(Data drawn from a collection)
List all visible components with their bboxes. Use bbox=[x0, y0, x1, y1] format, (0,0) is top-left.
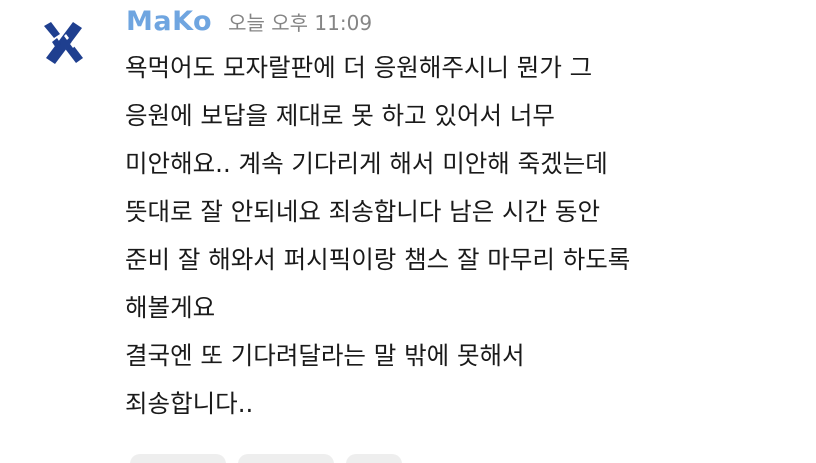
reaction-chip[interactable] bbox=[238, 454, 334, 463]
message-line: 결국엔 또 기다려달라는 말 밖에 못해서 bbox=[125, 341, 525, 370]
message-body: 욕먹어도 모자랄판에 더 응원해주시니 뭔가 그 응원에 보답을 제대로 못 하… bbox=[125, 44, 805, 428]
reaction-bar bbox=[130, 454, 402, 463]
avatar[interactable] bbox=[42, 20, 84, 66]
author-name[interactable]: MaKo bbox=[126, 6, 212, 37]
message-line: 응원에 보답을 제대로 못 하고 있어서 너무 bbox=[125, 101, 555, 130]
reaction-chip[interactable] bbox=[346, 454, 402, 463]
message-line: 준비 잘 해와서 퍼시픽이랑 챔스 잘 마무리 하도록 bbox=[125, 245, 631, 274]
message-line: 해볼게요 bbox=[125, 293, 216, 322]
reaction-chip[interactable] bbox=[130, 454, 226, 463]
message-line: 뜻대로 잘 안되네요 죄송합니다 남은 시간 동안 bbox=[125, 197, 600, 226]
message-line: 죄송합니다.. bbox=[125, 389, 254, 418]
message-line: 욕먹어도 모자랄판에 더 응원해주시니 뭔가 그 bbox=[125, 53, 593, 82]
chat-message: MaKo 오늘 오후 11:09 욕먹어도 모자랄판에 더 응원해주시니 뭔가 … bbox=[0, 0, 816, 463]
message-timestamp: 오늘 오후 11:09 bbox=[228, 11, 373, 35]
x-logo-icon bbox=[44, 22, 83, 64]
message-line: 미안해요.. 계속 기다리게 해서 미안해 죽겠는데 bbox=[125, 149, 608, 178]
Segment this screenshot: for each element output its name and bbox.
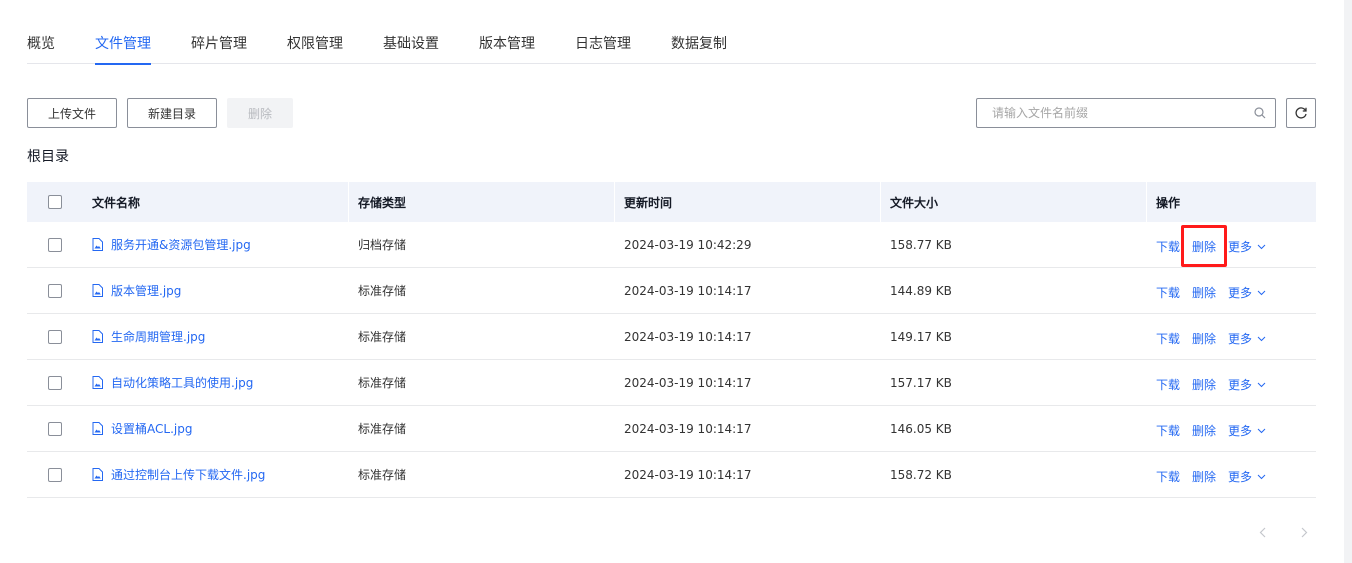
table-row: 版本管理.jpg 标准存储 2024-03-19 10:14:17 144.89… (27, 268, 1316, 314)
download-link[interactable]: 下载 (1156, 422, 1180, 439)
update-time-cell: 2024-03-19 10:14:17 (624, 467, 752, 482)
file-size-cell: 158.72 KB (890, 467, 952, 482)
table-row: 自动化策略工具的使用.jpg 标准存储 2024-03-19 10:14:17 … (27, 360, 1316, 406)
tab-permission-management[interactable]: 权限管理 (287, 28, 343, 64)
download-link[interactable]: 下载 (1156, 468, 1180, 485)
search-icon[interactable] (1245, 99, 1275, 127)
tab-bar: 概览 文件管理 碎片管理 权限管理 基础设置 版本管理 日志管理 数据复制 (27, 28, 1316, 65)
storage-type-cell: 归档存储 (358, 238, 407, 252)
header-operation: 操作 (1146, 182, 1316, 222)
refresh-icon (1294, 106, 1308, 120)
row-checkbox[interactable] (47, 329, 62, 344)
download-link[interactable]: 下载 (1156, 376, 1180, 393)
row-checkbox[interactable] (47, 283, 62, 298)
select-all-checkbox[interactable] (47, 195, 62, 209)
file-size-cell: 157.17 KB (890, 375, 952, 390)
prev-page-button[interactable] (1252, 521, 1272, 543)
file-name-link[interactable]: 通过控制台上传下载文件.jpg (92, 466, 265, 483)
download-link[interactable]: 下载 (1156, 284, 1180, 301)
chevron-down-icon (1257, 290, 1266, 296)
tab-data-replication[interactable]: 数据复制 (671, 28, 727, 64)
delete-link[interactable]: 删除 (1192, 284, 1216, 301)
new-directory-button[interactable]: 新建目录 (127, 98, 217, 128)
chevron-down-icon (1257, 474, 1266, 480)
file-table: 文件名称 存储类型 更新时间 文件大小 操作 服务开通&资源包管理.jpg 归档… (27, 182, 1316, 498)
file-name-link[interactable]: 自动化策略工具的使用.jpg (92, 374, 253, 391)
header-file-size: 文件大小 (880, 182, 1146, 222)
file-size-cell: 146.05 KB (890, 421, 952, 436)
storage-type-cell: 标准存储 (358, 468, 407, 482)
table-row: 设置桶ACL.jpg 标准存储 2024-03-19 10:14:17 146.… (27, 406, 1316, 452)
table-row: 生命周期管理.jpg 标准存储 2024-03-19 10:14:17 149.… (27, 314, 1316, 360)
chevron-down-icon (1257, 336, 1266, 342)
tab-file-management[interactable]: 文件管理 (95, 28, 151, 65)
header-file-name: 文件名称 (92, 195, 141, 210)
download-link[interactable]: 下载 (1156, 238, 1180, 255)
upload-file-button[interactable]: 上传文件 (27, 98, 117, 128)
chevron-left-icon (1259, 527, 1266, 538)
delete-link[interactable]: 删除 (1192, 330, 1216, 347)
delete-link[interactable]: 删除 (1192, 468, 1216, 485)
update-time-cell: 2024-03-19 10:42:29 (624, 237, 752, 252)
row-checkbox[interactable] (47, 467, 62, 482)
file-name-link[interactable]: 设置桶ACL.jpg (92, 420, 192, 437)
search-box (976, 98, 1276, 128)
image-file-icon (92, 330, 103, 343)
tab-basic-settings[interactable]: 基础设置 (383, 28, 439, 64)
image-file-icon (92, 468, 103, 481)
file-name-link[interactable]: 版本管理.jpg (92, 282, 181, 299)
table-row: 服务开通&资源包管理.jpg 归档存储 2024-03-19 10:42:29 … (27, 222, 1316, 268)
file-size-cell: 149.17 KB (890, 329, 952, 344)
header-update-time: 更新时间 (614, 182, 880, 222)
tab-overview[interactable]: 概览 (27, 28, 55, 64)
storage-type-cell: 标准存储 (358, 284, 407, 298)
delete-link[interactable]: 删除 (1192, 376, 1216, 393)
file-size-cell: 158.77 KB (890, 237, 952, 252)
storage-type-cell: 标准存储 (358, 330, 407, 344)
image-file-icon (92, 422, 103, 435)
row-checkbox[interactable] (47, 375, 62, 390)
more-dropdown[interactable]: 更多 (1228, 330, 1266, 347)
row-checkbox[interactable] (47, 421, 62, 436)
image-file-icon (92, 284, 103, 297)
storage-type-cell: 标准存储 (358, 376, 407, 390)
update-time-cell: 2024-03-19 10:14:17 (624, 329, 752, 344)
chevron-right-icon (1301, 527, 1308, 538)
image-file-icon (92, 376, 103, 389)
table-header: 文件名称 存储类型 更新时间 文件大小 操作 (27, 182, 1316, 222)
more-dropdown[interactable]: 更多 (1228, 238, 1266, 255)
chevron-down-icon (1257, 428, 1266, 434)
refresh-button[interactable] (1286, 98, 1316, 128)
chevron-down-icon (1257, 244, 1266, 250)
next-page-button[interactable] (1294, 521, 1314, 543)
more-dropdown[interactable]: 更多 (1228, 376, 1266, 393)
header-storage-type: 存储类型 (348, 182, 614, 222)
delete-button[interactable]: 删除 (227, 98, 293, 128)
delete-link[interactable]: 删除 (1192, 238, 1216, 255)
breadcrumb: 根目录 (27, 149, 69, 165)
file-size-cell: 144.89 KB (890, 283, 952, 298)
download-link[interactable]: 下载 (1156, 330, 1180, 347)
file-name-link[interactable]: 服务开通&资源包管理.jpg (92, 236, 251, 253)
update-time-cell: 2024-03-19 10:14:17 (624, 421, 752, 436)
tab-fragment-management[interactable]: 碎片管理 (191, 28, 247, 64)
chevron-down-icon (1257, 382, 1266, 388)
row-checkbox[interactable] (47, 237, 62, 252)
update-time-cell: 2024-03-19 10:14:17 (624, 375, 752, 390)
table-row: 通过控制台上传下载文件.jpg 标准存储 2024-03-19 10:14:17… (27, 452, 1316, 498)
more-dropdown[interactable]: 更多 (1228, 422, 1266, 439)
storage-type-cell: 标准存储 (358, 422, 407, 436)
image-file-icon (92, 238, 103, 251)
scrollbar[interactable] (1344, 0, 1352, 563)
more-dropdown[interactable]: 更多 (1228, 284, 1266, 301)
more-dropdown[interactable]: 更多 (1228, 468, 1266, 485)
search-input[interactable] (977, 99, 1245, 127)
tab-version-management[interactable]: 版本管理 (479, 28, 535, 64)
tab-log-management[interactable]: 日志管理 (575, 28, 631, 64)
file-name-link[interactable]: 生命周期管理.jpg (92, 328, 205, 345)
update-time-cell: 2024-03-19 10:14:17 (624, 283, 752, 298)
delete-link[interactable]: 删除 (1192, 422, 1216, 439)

_Aim_:
Copy out, character for character, the lines in the records beginning with the one containing "table-row: 版本管理.jpg 标准存储" and continuing through the one containing "chevron-down-icon (1257, 290, 1266, 296)", with both of those lines included.

_Answer_:
table-row: 版本管理.jpg 标准存储 2024-03-19 10:14:17 144.89… (27, 268, 1316, 314)
download-link[interactable]: 下载 (1156, 422, 1180, 439)
update-time-cell: 2024-03-19 10:14:17 (624, 467, 752, 482)
file-size-cell: 158.72 KB (890, 467, 952, 482)
table-row: 自动化策略工具的使用.jpg 标准存储 2024-03-19 10:14:17 … (27, 360, 1316, 406)
tab-permission-management[interactable]: 权限管理 (287, 28, 343, 64)
download-link[interactable]: 下载 (1156, 468, 1180, 485)
search-icon[interactable] (1245, 99, 1275, 127)
tab-bar: 概览 文件管理 碎片管理 权限管理 基础设置 版本管理 日志管理 数据复制 (27, 28, 1316, 65)
storage-type-cell: 归档存储 (358, 238, 407, 252)
header-operation: 操作 (1146, 182, 1316, 222)
refresh-icon (1294, 106, 1308, 120)
row-checkbox[interactable] (47, 329, 62, 344)
download-link[interactable]: 下载 (1156, 376, 1180, 393)
row-checkbox[interactable] (47, 283, 62, 298)
select-all-checkbox[interactable] (47, 195, 62, 209)
file-size-cell: 157.17 KB (890, 375, 952, 390)
prev-page-button[interactable] (1252, 521, 1272, 543)
file-name-link[interactable]: 通过控制台上传下载文件.jpg (92, 466, 265, 483)
download-link[interactable]: 下载 (1156, 284, 1180, 301)
chevron-down-icon (1257, 290, 1266, 296)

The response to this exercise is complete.